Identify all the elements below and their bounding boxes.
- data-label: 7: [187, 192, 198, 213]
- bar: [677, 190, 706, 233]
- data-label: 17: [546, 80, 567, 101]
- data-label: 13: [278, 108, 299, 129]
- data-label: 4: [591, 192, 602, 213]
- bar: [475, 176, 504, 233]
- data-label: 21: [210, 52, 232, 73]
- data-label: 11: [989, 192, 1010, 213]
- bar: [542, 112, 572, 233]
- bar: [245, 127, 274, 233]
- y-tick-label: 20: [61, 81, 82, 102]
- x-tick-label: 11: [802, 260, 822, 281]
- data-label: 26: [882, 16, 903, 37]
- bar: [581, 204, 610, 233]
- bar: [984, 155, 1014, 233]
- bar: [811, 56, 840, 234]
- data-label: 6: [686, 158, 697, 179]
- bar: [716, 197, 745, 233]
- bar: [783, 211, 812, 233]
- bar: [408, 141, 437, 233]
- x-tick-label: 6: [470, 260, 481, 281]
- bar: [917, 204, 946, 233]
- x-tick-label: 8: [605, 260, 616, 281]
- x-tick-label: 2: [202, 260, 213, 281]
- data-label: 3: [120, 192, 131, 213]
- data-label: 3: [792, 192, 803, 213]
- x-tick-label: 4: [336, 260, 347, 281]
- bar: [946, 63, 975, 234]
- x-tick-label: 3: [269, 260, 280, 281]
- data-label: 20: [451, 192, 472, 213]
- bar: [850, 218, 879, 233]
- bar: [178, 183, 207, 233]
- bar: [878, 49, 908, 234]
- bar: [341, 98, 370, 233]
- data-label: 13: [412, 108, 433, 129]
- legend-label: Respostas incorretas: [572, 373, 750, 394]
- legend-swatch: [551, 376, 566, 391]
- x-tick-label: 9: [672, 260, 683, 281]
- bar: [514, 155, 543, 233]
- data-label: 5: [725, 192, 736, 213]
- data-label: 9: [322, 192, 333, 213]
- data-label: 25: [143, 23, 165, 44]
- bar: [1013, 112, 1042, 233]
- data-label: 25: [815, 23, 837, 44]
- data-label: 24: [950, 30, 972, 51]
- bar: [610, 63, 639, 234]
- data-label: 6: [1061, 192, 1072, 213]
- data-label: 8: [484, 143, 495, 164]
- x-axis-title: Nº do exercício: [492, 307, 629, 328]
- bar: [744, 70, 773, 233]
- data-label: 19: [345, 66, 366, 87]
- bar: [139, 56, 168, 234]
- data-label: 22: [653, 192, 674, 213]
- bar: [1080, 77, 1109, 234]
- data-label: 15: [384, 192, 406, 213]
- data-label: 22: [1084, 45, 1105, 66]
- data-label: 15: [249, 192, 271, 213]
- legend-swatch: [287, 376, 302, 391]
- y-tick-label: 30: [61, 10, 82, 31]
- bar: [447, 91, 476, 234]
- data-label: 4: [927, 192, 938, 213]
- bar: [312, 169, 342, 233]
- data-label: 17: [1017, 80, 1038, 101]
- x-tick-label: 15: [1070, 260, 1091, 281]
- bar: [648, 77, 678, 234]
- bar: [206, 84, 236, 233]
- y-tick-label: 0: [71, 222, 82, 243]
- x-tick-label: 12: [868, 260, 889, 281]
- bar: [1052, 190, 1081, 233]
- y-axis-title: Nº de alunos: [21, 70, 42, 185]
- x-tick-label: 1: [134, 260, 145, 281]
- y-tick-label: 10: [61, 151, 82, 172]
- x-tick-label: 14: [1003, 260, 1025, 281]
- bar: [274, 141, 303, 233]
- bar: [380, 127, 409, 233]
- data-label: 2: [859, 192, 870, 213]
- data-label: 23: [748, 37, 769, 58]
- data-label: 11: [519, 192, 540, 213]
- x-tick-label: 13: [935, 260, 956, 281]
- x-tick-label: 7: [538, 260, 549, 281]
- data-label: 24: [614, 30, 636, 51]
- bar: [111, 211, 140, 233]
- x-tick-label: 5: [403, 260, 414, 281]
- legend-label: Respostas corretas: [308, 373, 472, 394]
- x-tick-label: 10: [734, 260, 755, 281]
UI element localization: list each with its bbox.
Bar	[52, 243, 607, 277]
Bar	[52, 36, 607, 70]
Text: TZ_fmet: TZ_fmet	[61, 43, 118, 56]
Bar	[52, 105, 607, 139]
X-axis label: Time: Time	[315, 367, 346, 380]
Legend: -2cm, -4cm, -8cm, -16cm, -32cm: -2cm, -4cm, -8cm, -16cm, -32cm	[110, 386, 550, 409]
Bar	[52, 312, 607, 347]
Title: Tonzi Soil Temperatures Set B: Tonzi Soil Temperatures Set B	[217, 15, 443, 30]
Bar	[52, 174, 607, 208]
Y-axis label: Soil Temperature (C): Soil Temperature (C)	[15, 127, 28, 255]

• • • •

§ OBJECTIVE: Copy out all of the listing above word for word, line by line.

§ RESPONSE:
Identify all the elements below and their bounding boxes.
- data-label: 7: [187, 192, 198, 213]
- bar: [677, 190, 706, 233]
- data-label: 17: [546, 80, 567, 101]
- data-label: 13: [278, 108, 299, 129]
- data-label: 4: [591, 192, 602, 213]
- bar: [475, 176, 504, 233]
- data-label: 21: [210, 52, 232, 73]
- data-label: 11: [989, 192, 1010, 213]
- bar: [542, 112, 572, 233]
- bar: [245, 127, 274, 233]
- y-tick-label: 20: [61, 81, 82, 102]
- x-tick-label: 11: [802, 260, 822, 281]
- data-label: 26: [882, 16, 903, 37]
- bar: [581, 204, 610, 233]
- bar: [984, 155, 1014, 233]
- bar: [811, 56, 840, 234]
- data-label: 6: [686, 158, 697, 179]
- bar: [716, 197, 745, 233]
- bar: [783, 211, 812, 233]
- bar: [408, 141, 437, 233]
- x-tick-label: 6: [470, 260, 481, 281]
- bar: [917, 204, 946, 233]
- x-tick-label: 8: [605, 260, 616, 281]
- x-tick-label: 2: [202, 260, 213, 281]
- data-label: 3: [120, 192, 131, 213]
- data-label: 3: [792, 192, 803, 213]
- x-tick-label: 4: [336, 260, 347, 281]
- bar: [946, 63, 975, 234]
- x-tick-label: 3: [269, 260, 280, 281]
- data-label: 20: [451, 192, 472, 213]
- bar: [850, 218, 879, 233]
- bar: [178, 183, 207, 233]
- bar: [878, 49, 908, 234]
- bar: [341, 98, 370, 233]
- data-label: 13: [412, 108, 433, 129]
- legend-label: Respostas incorretas: [572, 373, 750, 394]
- legend-swatch: [551, 376, 566, 391]
- x-tick-label: 9: [672, 260, 683, 281]
- bar: [514, 155, 543, 233]
- data-label: 5: [725, 192, 736, 213]
- data-label: 9: [322, 192, 333, 213]
- data-label: 25: [143, 23, 165, 44]
- bar: [1013, 112, 1042, 233]
- data-label: 25: [815, 23, 837, 44]
- data-label: 24: [950, 30, 972, 51]
- bar: [610, 63, 639, 234]
- data-label: 6: [1061, 192, 1072, 213]
- data-label: 8: [484, 143, 495, 164]
- x-axis-title: Nº do exercício: [492, 307, 629, 328]
- bar: [744, 70, 773, 233]
- data-label: 19: [345, 66, 366, 87]
- bar: [139, 56, 168, 234]
- data-label: 22: [653, 192, 674, 213]
- bar: [1080, 77, 1109, 234]
- data-label: 15: [384, 192, 406, 213]
- data-label: 22: [1084, 45, 1105, 66]
- data-label: 15: [249, 192, 271, 213]
- legend-swatch: [287, 376, 302, 391]
- y-tick-label: 30: [61, 10, 82, 31]
- bar: [447, 91, 476, 234]
- data-label: 4: [927, 192, 938, 213]
- bar: [312, 169, 342, 233]
- data-label: 17: [1017, 80, 1038, 101]
- x-tick-label: 15: [1070, 260, 1091, 281]
- bar: [648, 77, 678, 234]
- bar: [206, 84, 236, 233]
- y-tick-label: 0: [71, 222, 82, 243]
- x-tick-label: 12: [868, 260, 889, 281]
- bar: [1052, 190, 1081, 233]
- y-axis-title: Nº de alunos: [21, 70, 42, 185]
- x-tick-label: 1: [134, 260, 145, 281]
- y-tick-label: 10: [61, 151, 82, 172]
- x-tick-label: 14: [1003, 260, 1025, 281]
- bar: [274, 141, 303, 233]
- bar: [380, 127, 409, 233]
- data-label: 2: [859, 192, 870, 213]
- data-label: 23: [748, 37, 769, 58]
- data-label: 11: [519, 192, 540, 213]
- x-tick-label: 13: [935, 260, 956, 281]
- x-tick-label: 7: [538, 260, 549, 281]
- data-label: 24: [614, 30, 636, 51]
- bar: [111, 211, 140, 233]
- x-tick-label: 5: [403, 260, 414, 281]
- legend-label: Respostas corretas: [308, 373, 472, 394]
- x-tick-label: 10: [734, 260, 755, 281]
UI element localization: list each with its bbox.
Bar	[52, 243, 607, 277]
Bar	[52, 36, 607, 70]
Text: TZ_fmet: TZ_fmet	[61, 43, 118, 56]
Bar	[52, 105, 607, 139]
X-axis label: Time: Time	[315, 367, 346, 380]
Legend: -2cm, -4cm, -8cm, -16cm, -32cm: -2cm, -4cm, -8cm, -16cm, -32cm	[110, 386, 550, 409]
Bar	[52, 312, 607, 347]
Title: Tonzi Soil Temperatures Set B: Tonzi Soil Temperatures Set B	[217, 15, 443, 30]
Bar	[52, 174, 607, 208]
Y-axis label: Soil Temperature (C): Soil Temperature (C)	[15, 127, 28, 255]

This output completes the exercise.